--- Begin ---
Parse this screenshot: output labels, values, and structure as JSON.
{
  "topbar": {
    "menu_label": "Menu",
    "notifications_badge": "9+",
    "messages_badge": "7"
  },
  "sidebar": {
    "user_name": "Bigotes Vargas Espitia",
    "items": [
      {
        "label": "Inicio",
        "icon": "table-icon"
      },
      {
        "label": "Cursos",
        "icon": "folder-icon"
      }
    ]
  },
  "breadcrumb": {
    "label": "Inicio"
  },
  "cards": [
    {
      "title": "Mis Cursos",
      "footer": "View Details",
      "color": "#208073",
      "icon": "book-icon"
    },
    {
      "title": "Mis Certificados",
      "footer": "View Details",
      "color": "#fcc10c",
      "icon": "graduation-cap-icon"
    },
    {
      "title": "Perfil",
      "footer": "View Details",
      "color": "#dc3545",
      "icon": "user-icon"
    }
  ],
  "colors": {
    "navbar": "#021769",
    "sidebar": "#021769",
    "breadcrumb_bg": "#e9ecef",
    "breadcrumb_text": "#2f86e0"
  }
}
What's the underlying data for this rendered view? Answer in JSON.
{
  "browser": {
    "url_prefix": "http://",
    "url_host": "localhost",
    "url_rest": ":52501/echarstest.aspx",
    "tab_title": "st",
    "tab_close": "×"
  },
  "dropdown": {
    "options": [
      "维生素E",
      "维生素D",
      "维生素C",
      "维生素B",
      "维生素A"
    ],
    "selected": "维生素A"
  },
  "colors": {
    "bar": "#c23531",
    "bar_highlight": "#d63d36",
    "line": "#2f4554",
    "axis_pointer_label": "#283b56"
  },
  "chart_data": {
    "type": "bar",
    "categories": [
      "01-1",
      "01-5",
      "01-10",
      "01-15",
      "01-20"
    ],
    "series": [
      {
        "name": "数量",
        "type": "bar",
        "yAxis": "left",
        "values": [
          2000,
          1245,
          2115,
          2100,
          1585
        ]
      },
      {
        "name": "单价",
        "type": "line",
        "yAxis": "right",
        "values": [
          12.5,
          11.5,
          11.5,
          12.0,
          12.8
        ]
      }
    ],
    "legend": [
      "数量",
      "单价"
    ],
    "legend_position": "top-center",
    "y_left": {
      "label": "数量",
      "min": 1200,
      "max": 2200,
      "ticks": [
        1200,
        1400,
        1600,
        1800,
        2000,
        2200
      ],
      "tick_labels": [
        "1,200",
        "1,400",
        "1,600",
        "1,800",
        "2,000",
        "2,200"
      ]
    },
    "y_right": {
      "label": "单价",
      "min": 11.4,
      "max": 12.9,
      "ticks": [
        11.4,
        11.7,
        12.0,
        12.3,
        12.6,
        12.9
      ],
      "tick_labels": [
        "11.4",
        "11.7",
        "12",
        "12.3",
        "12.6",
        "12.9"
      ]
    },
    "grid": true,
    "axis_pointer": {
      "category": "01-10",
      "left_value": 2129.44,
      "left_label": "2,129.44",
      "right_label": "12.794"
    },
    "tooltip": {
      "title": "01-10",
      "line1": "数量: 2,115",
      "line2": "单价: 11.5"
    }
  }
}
--- End ---
GIVEN INSTRUCTION ::
Copy out the full listing exactly.

RIGHT ANSWER ::
Parse this screenshot: output labels, values, and structure as JSON.
{
  "topbar": {
    "menu_label": "Menu",
    "notifications_badge": "9+",
    "messages_badge": "7"
  },
  "sidebar": {
    "user_name": "Bigotes Vargas Espitia",
    "items": [
      {
        "label": "Inicio",
        "icon": "table-icon"
      },
      {
        "label": "Cursos",
        "icon": "folder-icon"
      }
    ]
  },
  "breadcrumb": {
    "label": "Inicio"
  },
  "cards": [
    {
      "title": "Mis Cursos",
      "footer": "View Details",
      "color": "#208073",
      "icon": "book-icon"
    },
    {
      "title": "Mis Certificados",
      "footer": "View Details",
      "color": "#fcc10c",
      "icon": "graduation-cap-icon"
    },
    {
      "title": "Perfil",
      "footer": "View Details",
      "color": "#dc3545",
      "icon": "user-icon"
    }
  ],
  "colors": {
    "navbar": "#021769",
    "sidebar": "#021769",
    "breadcrumb_bg": "#e9ecef",
    "breadcrumb_text": "#2f86e0"
  }
}
What's the underlying data for this rendered view? Answer in JSON.
{
  "browser": {
    "url_prefix": "http://",
    "url_host": "localhost",
    "url_rest": ":52501/echarstest.aspx",
    "tab_title": "st",
    "tab_close": "×"
  },
  "dropdown": {
    "options": [
      "维生素E",
      "维生素D",
      "维生素C",
      "维生素B",
      "维生素A"
    ],
    "selected": "维生素A"
  },
  "colors": {
    "bar": "#c23531",
    "bar_highlight": "#d63d36",
    "line": "#2f4554",
    "axis_pointer_label": "#283b56"
  },
  "chart_data": {
    "type": "bar",
    "categories": [
      "01-1",
      "01-5",
      "01-10",
      "01-15",
      "01-20"
    ],
    "series": [
      {
        "name": "数量",
        "type": "bar",
        "yAxis": "left",
        "values": [
          2000,
          1245,
          2115,
          2100,
          1585
        ]
      },
      {
        "name": "单价",
        "type": "line",
        "yAxis": "right",
        "values": [
          12.5,
          11.5,
          11.5,
          12.0,
          12.8
        ]
      }
    ],
    "legend": [
      "数量",
      "单价"
    ],
    "legend_position": "top-center",
    "y_left": {
      "label": "数量",
      "min": 1200,
      "max": 2200,
      "ticks": [
        1200,
        1400,
        1600,
        1800,
        2000,
        2200
      ],
      "tick_labels": [
        "1,200",
        "1,400",
        "1,600",
        "1,800",
        "2,000",
        "2,200"
      ]
    },
    "y_right": {
      "label": "单价",
      "min": 11.4,
      "max": 12.9,
      "ticks": [
        11.4,
        11.7,
        12.0,
        12.3,
        12.6,
        12.9
      ],
      "tick_labels": [
        "11.4",
        "11.7",
        "12",
        "12.3",
        "12.6",
        "12.9"
      ]
    },
    "grid": true,
    "axis_pointer": {
      "category": "01-10",
      "left_value": 2129.44,
      "left_label": "2,129.44",
      "right_label": "12.794"
    },
    "tooltip": {
      "title": "01-10",
      "line1": "数量: 2,115",
      "line2": "单价: 11.5"
    }
  }
}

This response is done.